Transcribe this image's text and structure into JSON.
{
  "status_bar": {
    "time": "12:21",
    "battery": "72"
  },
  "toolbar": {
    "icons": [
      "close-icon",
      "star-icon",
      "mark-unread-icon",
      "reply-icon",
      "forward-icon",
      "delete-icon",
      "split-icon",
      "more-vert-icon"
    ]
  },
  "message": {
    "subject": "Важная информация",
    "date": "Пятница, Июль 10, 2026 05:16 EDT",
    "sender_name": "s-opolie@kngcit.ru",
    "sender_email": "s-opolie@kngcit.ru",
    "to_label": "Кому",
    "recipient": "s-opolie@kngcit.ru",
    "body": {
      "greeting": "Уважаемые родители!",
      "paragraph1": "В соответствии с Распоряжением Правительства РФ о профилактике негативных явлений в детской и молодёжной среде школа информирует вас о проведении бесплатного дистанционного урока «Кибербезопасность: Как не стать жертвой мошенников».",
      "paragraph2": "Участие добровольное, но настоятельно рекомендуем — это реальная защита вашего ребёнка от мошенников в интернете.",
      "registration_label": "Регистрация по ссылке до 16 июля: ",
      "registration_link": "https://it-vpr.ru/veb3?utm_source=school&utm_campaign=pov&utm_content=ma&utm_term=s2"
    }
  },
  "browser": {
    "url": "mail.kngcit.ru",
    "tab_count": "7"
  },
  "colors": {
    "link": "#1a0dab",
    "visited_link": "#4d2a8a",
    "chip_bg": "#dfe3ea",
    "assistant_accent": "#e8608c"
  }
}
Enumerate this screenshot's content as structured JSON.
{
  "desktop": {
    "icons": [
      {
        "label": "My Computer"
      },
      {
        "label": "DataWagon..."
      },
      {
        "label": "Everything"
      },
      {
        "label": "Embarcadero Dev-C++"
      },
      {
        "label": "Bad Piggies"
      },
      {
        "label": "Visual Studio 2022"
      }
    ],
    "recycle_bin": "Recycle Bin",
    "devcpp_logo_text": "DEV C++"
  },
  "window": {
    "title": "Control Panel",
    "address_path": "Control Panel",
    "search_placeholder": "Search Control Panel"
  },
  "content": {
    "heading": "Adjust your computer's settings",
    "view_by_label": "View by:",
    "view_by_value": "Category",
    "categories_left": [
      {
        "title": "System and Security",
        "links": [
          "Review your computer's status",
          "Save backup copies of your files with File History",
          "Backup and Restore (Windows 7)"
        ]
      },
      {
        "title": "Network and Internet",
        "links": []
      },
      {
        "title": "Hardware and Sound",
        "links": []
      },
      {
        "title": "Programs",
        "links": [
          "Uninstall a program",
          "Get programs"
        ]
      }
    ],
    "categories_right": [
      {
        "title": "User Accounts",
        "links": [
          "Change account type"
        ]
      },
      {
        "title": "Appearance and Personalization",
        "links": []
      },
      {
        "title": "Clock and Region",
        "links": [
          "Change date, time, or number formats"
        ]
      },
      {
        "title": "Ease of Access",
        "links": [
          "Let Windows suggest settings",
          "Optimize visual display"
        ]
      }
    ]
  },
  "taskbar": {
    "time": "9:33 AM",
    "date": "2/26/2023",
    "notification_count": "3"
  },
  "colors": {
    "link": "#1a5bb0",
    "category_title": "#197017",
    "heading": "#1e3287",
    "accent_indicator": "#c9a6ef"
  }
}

Set problem:
Reproduce the data in its entirety, matching each character.

Answer to this exercise:
Transcribe this image's text and structure into JSON.
{
  "status_bar": {
    "time": "12:21",
    "battery": "72"
  },
  "toolbar": {
    "icons": [
      "close-icon",
      "star-icon",
      "mark-unread-icon",
      "reply-icon",
      "forward-icon",
      "delete-icon",
      "split-icon",
      "more-vert-icon"
    ]
  },
  "message": {
    "subject": "Важная информация",
    "date": "Пятница, Июль 10, 2026 05:16 EDT",
    "sender_name": "s-opolie@kngcit.ru",
    "sender_email": "s-opolie@kngcit.ru",
    "to_label": "Кому",
    "recipient": "s-opolie@kngcit.ru",
    "body": {
      "greeting": "Уважаемые родители!",
      "paragraph1": "В соответствии с Распоряжением Правительства РФ о профилактике негативных явлений в детской и молодёжной среде школа информирует вас о проведении бесплатного дистанционного урока «Кибербезопасность: Как не стать жертвой мошенников».",
      "paragraph2": "Участие добровольное, но настоятельно рекомендуем — это реальная защита вашего ребёнка от мошенников в интернете.",
      "registration_label": "Регистрация по ссылке до 16 июля: ",
      "registration_link": "https://it-vpr.ru/veb3?utm_source=school&utm_campaign=pov&utm_content=ma&utm_term=s2"
    }
  },
  "browser": {
    "url": "mail.kngcit.ru",
    "tab_count": "7"
  },
  "colors": {
    "link": "#1a0dab",
    "visited_link": "#4d2a8a",
    "chip_bg": "#dfe3ea",
    "assistant_accent": "#e8608c"
  }
}
Enumerate this screenshot's content as structured JSON.
{
  "desktop": {
    "icons": [
      {
        "label": "My Computer"
      },
      {
        "label": "DataWagon..."
      },
      {
        "label": "Everything"
      },
      {
        "label": "Embarcadero Dev-C++"
      },
      {
        "label": "Bad Piggies"
      },
      {
        "label": "Visual Studio 2022"
      }
    ],
    "recycle_bin": "Recycle Bin",
    "devcpp_logo_text": "DEV C++"
  },
  "window": {
    "title": "Control Panel",
    "address_path": "Control Panel",
    "search_placeholder": "Search Control Panel"
  },
  "content": {
    "heading": "Adjust your computer's settings",
    "view_by_label": "View by:",
    "view_by_value": "Category",
    "categories_left": [
      {
        "title": "System and Security",
        "links": [
          "Review your computer's status",
          "Save backup copies of your files with File History",
          "Backup and Restore (Windows 7)"
        ]
      },
      {
        "title": "Network and Internet",
        "links": []
      },
      {
        "title": "Hardware and Sound",
        "links": []
      },
      {
        "title": "Programs",
        "links": [
          "Uninstall a program",
          "Get programs"
        ]
      }
    ],
    "categories_right": [
      {
        "title": "User Accounts",
        "links": [
          "Change account type"
        ]
      },
      {
        "title": "Appearance and Personalization",
        "links": []
      },
      {
        "title": "Clock and Region",
        "links": [
          "Change date, time, or number formats"
        ]
      },
      {
        "title": "Ease of Access",
        "links": [
          "Let Windows suggest settings",
          "Optimize visual display"
        ]
      }
    ]
  },
  "taskbar": {
    "time": "9:33 AM",
    "date": "2/26/2023",
    "notification_count": "3"
  },
  "colors": {
    "link": "#1a5bb0",
    "category_title": "#197017",
    "heading": "#1e3287",
    "accent_indicator": "#c9a6ef"
  }
}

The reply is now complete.